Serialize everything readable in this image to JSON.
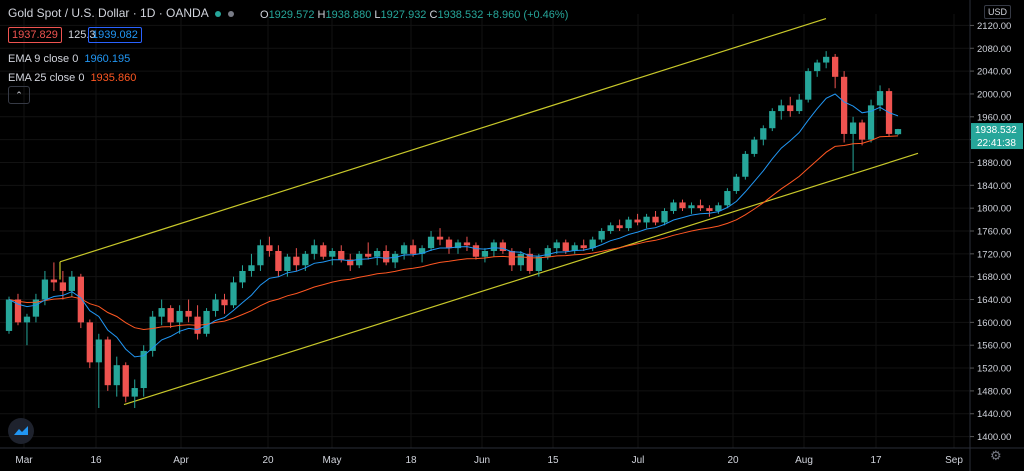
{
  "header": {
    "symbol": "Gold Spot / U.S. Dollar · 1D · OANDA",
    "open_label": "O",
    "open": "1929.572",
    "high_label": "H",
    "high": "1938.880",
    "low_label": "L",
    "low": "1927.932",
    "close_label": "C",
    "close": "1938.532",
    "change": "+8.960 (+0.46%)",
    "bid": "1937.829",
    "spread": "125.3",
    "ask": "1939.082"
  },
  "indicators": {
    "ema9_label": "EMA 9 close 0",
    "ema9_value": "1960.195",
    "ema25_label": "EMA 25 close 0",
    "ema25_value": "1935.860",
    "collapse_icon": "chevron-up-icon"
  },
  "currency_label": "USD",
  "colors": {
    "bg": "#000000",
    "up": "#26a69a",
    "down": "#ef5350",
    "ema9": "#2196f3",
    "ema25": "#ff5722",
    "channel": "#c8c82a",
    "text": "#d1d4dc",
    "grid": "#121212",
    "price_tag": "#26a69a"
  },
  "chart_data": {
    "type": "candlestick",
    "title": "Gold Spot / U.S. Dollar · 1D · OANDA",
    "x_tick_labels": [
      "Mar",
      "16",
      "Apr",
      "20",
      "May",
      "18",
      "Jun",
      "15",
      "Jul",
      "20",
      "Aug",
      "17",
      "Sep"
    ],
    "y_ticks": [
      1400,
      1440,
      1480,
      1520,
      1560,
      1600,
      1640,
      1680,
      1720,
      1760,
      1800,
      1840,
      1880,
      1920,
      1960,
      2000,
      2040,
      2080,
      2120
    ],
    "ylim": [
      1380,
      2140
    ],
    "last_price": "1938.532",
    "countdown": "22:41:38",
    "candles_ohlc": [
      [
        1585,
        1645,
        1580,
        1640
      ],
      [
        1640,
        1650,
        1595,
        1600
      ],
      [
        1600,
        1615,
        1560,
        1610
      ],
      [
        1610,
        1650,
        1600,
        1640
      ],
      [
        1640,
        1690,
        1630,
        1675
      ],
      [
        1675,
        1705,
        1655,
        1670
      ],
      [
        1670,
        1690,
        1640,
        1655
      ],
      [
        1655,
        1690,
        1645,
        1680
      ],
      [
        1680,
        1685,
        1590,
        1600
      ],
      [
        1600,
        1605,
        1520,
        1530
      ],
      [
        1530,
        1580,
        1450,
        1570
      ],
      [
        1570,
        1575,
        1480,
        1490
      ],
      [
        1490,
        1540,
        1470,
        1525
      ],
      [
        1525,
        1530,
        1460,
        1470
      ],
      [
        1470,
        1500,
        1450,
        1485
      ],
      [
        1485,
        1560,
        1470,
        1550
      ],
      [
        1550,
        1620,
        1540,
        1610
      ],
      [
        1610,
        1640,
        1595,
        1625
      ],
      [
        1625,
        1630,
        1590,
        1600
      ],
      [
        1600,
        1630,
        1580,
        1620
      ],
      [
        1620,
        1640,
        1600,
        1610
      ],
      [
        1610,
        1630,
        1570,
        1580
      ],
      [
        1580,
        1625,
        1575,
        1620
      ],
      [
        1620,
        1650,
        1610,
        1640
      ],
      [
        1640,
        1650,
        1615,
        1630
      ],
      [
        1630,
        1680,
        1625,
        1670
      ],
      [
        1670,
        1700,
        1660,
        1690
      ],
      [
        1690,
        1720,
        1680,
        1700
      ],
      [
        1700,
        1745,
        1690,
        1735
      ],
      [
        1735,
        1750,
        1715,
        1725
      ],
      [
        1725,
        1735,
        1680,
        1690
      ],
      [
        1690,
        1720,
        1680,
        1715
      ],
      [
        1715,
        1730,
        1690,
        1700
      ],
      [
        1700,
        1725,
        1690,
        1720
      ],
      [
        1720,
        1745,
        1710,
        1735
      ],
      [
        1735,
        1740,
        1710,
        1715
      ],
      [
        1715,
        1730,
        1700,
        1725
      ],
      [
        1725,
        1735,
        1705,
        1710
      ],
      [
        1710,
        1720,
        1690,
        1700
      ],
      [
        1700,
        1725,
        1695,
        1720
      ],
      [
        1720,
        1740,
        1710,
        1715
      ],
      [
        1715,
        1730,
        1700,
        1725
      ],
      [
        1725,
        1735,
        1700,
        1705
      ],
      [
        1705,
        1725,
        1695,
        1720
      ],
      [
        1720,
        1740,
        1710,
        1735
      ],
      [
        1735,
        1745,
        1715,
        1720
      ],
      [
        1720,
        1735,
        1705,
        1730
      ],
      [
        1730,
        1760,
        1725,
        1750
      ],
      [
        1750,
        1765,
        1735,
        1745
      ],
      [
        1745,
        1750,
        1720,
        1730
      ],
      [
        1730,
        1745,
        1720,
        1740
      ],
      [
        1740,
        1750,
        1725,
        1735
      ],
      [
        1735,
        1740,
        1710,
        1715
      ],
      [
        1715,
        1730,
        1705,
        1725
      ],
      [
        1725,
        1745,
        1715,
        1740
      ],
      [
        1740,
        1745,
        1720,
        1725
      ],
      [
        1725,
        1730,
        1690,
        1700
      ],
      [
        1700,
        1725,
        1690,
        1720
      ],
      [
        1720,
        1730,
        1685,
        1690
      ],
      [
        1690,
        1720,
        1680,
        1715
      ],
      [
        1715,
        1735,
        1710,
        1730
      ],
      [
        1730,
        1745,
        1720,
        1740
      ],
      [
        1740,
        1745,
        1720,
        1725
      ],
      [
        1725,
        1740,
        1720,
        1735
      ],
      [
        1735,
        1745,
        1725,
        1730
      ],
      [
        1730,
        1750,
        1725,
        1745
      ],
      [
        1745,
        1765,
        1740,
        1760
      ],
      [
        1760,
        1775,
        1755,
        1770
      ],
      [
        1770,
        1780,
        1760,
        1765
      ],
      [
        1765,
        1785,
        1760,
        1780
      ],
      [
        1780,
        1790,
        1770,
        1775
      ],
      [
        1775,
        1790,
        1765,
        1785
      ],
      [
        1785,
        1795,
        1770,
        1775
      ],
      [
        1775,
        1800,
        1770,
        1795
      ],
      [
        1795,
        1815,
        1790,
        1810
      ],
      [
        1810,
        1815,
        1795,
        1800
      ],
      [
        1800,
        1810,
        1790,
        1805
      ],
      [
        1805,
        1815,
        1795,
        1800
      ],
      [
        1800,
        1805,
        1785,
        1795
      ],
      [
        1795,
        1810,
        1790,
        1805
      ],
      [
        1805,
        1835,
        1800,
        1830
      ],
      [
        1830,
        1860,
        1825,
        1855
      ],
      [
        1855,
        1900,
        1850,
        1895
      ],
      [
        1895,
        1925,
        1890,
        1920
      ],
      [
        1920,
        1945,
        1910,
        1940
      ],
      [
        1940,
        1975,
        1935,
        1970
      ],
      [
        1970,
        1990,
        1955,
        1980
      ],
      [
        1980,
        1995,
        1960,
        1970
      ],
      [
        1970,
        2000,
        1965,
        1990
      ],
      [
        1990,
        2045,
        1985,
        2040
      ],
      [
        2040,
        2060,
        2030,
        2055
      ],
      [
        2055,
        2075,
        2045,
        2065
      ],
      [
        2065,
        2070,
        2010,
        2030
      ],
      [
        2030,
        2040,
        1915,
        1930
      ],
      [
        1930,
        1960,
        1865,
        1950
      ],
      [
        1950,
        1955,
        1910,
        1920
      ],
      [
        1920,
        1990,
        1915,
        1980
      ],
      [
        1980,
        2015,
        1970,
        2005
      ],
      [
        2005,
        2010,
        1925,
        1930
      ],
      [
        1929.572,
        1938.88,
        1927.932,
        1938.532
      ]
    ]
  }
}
· · ·
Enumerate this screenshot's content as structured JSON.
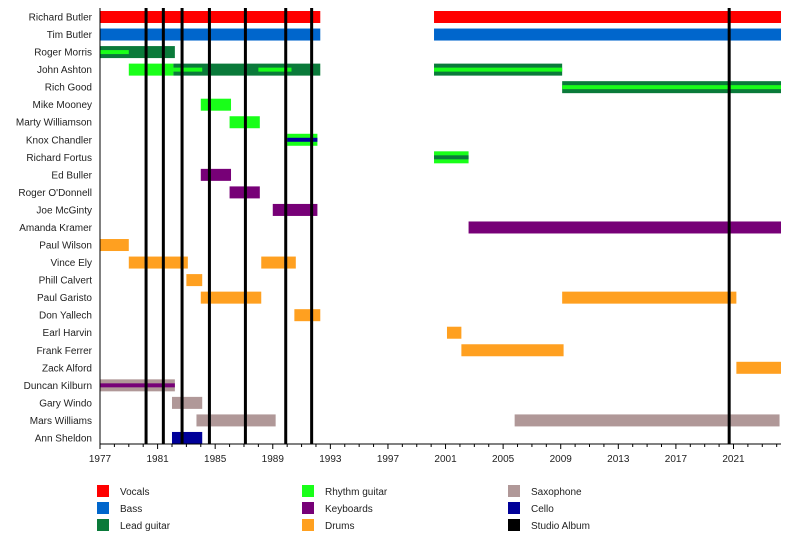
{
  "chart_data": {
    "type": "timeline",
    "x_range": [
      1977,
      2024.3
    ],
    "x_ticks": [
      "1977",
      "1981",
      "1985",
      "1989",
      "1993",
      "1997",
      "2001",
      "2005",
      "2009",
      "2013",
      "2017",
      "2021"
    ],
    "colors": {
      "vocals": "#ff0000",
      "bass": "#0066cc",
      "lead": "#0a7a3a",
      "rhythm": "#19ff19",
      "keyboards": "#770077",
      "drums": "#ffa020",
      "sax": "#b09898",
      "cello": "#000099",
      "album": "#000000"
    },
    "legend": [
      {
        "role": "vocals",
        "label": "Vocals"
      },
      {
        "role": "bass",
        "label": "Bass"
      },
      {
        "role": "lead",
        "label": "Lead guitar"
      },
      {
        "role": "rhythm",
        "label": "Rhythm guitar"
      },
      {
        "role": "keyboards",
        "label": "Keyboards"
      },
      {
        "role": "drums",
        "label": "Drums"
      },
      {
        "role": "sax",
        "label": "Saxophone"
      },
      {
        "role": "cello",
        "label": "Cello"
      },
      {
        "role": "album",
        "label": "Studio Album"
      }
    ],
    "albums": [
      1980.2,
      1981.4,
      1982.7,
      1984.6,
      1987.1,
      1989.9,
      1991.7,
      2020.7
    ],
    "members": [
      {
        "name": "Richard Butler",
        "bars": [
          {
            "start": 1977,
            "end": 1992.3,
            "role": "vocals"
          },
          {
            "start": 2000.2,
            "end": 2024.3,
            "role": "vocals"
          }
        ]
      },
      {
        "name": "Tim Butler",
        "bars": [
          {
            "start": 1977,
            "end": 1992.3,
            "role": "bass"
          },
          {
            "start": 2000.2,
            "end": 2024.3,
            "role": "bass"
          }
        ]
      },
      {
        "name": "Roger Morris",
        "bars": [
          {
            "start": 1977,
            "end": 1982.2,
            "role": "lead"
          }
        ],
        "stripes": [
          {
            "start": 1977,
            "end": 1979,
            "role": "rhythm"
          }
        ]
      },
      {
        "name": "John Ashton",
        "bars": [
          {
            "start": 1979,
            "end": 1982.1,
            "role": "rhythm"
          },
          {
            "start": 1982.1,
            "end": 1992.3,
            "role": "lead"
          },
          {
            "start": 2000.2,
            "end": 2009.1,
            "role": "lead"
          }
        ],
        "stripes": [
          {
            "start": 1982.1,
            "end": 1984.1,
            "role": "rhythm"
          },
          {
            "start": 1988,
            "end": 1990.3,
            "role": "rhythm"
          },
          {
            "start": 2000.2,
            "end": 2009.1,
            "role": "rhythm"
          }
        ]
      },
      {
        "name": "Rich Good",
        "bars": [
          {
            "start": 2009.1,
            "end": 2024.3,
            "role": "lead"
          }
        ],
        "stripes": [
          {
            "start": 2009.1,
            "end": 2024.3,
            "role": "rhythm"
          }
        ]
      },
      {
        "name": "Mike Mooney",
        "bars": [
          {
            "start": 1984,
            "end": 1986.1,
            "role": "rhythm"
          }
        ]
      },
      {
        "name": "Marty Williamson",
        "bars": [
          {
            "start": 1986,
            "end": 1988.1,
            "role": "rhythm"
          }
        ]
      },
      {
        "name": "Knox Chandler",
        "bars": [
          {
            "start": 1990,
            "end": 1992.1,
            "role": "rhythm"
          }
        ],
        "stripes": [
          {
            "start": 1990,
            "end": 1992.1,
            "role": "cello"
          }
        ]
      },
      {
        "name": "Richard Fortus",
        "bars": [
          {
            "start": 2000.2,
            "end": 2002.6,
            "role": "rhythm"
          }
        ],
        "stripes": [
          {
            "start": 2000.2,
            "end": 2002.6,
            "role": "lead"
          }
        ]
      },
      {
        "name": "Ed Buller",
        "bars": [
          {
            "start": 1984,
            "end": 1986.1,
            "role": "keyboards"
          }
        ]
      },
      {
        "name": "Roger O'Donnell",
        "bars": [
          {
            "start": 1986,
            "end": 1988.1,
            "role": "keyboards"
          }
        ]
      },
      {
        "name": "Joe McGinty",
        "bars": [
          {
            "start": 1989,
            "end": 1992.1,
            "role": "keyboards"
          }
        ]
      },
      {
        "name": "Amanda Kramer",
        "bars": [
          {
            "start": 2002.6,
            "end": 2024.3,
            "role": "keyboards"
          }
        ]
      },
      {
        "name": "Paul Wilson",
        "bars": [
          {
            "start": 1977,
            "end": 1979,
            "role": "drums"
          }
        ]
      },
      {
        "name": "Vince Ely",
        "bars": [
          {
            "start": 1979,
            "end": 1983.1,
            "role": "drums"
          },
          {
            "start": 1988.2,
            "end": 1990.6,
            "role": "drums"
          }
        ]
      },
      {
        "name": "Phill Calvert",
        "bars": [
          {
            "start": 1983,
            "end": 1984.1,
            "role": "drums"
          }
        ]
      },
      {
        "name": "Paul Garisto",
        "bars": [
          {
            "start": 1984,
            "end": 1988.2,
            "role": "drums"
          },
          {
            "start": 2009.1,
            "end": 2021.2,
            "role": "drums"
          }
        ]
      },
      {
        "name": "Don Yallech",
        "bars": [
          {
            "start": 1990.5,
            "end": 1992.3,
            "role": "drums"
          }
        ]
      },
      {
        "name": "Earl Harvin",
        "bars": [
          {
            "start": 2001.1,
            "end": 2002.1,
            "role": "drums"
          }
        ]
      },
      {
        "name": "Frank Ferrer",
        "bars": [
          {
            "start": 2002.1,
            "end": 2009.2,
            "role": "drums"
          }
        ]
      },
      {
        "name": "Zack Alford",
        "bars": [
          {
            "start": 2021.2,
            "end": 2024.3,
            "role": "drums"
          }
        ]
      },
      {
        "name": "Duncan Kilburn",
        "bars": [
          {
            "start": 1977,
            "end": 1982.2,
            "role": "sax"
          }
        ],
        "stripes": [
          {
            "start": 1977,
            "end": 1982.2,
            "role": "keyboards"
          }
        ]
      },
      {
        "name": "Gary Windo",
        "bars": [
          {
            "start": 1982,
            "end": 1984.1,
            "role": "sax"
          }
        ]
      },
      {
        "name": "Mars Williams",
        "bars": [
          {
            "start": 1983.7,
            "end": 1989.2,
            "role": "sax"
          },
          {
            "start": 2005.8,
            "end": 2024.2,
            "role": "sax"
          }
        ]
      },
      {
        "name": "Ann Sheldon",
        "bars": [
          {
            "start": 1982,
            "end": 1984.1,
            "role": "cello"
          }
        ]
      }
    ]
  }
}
· · ·
Filter out every line that lacks the word "Gold", and copy the rest.

    "symbol": "Gold Spot / U.S. Dollar · 1D · OANDA",
    "title": "Gold Spot / U.S. Dollar · 1D · OANDA",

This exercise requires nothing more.